WHAT YOU HAVE TO DO
Transcribe each record below word for word.

= = = =

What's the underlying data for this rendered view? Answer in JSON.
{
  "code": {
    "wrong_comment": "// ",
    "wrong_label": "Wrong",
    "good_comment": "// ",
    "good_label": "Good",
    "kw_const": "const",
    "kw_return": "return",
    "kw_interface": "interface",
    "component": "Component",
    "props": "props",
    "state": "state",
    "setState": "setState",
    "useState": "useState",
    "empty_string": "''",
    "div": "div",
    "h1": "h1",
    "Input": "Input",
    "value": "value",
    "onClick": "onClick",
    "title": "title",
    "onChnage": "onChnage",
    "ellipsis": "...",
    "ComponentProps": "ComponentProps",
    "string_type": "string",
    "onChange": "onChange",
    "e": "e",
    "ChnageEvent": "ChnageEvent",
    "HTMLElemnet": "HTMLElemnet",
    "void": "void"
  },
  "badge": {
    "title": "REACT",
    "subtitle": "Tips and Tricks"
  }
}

= = = =

WRITTEN REPLY
What's the underlying data for this rendered view? Answer in JSON.
{
  "code": {
    "wrong_comment": "// ",
    "wrong_label": "Wrong",
    "good_comment": "// ",
    "good_label": "Good",
    "kw_const": "const",
    "kw_return": "return",
    "kw_interface": "interface",
    "component": "Component",
    "props": "props",
    "state": "state",
    "setState": "setState",
    "useState": "useState",
    "empty_string": "''",
    "div": "div",
    "h1": "h1",
    "Input": "Input",
    "value": "value",
    "onClick": "onClick",
    "title": "title",
    "onChnage": "onChnage",
    "ellipsis": "...",
    "ComponentProps": "ComponentProps",
    "string_type": "string",
    "onChange": "onChange",
    "e": "e",
    "ChnageEvent": "ChnageEvent",
    "HTMLElemnet": "HTMLElemnet",
    "void": "void"
  },
  "badge": {
    "title": "REACT",
    "subtitle": "Tips and Tricks"
  }
}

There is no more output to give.